And also this thing...


----------



## LiAnn (May 10, 2009)

Colored pens - gel rollers, markers, sharpies, roller ball pens, you name it, if it comes in colors, I'm all over it. I also own three boxes of crayons: two 96, one 120. I don't go into office supply stores without a) a very specific list; and b) someone to haul me out and make sure I *only* get what's on the list.

For a while I had a minor nail-polish addiction getting started; but when I moved into my new house and saw how many bottles I had and realized that I hadn't used about 80% of them...I trimmed the collection WAY down. It wasn't too huge to begin with; but I gave away about 30 bottles and now only have ten. (And the other day I discovered Konad, and started thinking about getting some nail-art supplies. ...help...)

Caffeine - though I'm something of a caffeine snob. I only like certain types of coffee, believe that Sbux is a good dessert-y place but that things like their mochas and frappucinos are not "coffee drinks", and will not touch instant coffee on a bet. Not even Sbux's new "Via" stuff. I also like some loose-leaf teas, though they're a bit more costly than the coffees I buy. (I still mourn the passing of Celebes Kalossi coffee. It actually tasted as good as it smelled...which doesn't really happen with coffee.)

If organization is an addiction, then there's another one. I started my site partially to have a way to catalogue all the dupes and near-dupes in my e/s collection, but things went a little bit crazy.


----------



## OfficerJenny (May 10, 2009)

> _Exercise tasks_:
1. In the forum thread, why did LiAnn cut her nail-polish collection down?
2. Could you output the forum thread verbatim, from "If organization is" up to and including "OfficerJenny (May 10, 2009)"?
The rows that come next have no role here.

Data entries
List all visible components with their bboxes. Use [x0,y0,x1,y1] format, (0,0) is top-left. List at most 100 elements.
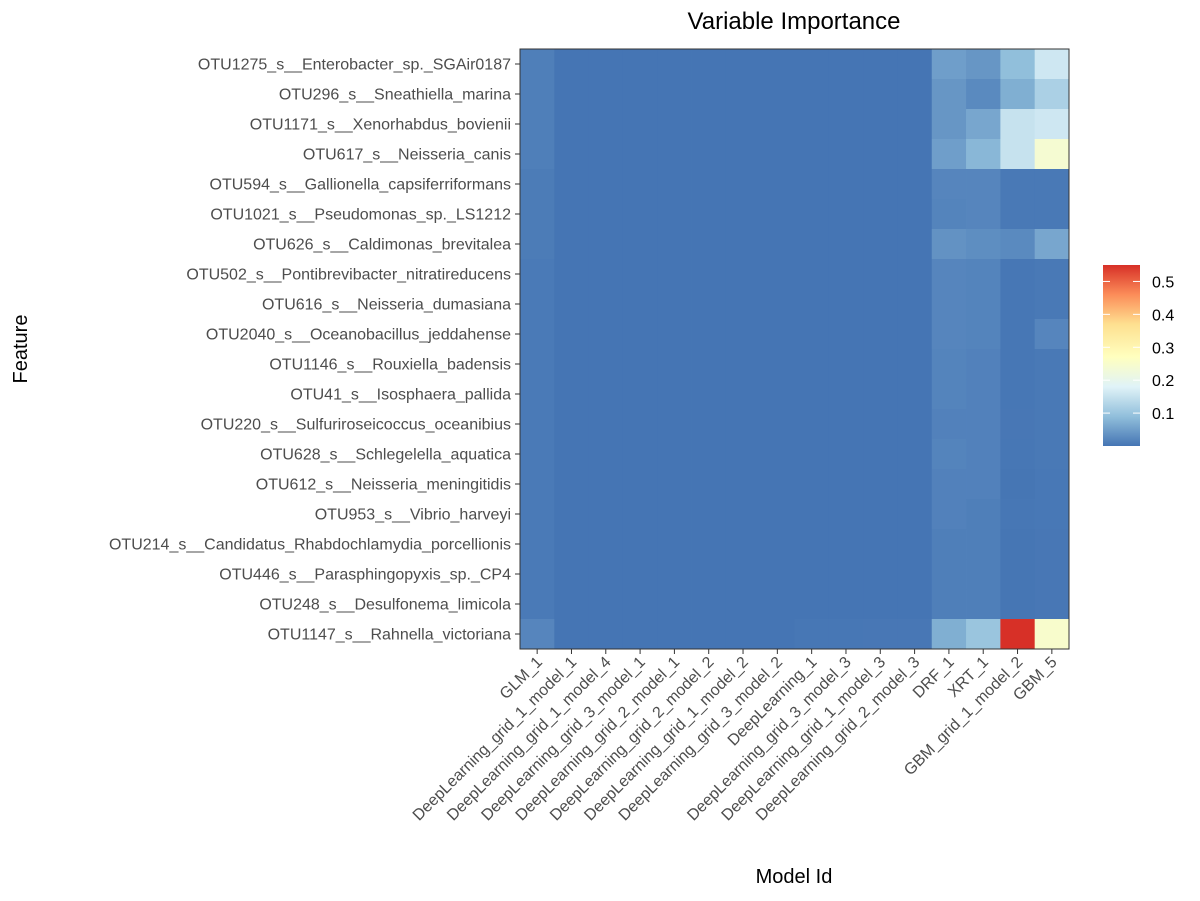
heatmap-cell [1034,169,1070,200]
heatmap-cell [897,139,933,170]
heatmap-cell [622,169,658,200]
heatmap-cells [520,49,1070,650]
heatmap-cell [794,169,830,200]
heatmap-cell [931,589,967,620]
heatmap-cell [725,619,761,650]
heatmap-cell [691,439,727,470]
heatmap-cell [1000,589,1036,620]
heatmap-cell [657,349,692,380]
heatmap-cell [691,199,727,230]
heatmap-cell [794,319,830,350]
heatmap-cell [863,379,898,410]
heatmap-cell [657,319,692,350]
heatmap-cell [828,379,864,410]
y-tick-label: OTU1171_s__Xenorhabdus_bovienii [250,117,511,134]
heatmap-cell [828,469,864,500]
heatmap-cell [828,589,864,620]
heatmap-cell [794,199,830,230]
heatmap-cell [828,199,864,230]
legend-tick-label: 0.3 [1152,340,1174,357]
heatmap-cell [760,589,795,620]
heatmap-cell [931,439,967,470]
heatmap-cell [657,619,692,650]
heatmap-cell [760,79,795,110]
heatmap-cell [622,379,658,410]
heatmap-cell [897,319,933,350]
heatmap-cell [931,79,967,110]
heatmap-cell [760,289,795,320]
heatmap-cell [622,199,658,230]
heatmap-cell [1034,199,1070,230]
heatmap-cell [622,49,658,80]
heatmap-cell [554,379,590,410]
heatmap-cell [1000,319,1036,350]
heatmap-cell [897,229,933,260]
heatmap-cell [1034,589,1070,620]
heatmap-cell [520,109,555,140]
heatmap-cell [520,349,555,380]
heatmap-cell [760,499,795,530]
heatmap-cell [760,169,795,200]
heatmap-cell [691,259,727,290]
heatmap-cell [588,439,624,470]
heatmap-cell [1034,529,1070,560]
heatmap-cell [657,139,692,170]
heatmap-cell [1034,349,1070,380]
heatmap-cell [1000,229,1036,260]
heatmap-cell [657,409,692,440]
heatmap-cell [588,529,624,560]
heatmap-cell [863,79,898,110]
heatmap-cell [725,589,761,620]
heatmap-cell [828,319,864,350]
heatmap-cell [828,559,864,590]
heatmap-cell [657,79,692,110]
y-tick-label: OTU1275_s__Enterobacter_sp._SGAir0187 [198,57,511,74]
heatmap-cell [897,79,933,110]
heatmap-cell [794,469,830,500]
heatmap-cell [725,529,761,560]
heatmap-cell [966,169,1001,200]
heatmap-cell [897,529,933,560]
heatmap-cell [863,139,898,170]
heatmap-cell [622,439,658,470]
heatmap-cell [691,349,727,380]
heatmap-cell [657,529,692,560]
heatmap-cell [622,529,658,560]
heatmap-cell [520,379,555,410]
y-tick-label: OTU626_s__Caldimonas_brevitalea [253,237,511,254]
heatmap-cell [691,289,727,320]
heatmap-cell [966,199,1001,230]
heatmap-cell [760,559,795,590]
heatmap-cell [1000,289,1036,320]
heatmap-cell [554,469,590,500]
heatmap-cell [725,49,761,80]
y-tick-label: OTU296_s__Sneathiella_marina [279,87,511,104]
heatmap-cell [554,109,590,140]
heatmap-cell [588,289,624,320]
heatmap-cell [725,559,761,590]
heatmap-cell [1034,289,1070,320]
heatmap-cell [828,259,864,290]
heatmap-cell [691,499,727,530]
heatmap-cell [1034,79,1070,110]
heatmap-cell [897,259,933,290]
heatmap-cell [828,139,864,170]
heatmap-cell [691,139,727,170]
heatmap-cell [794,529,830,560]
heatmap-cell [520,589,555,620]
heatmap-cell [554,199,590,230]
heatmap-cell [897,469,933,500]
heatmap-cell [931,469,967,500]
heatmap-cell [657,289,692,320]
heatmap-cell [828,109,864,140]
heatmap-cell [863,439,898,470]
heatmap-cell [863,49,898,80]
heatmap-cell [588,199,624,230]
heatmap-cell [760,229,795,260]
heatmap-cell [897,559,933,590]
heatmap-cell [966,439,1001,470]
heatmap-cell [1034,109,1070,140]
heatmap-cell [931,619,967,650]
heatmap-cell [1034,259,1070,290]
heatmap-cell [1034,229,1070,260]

> _Answers for the tasks_:
1. After moving into her new house, she saw how many bottles she had and realized she hadn't used about 80% of them. She gave away about 30 bottles and kept only ten.

2.
If organization is an addiction, then there's another one. I started my site partially to have a way to catalogue all the dupes and near-dupes in my e/s collection, but things went a little bit crazy.


----------



## OfficerJenny (May 10, 2009)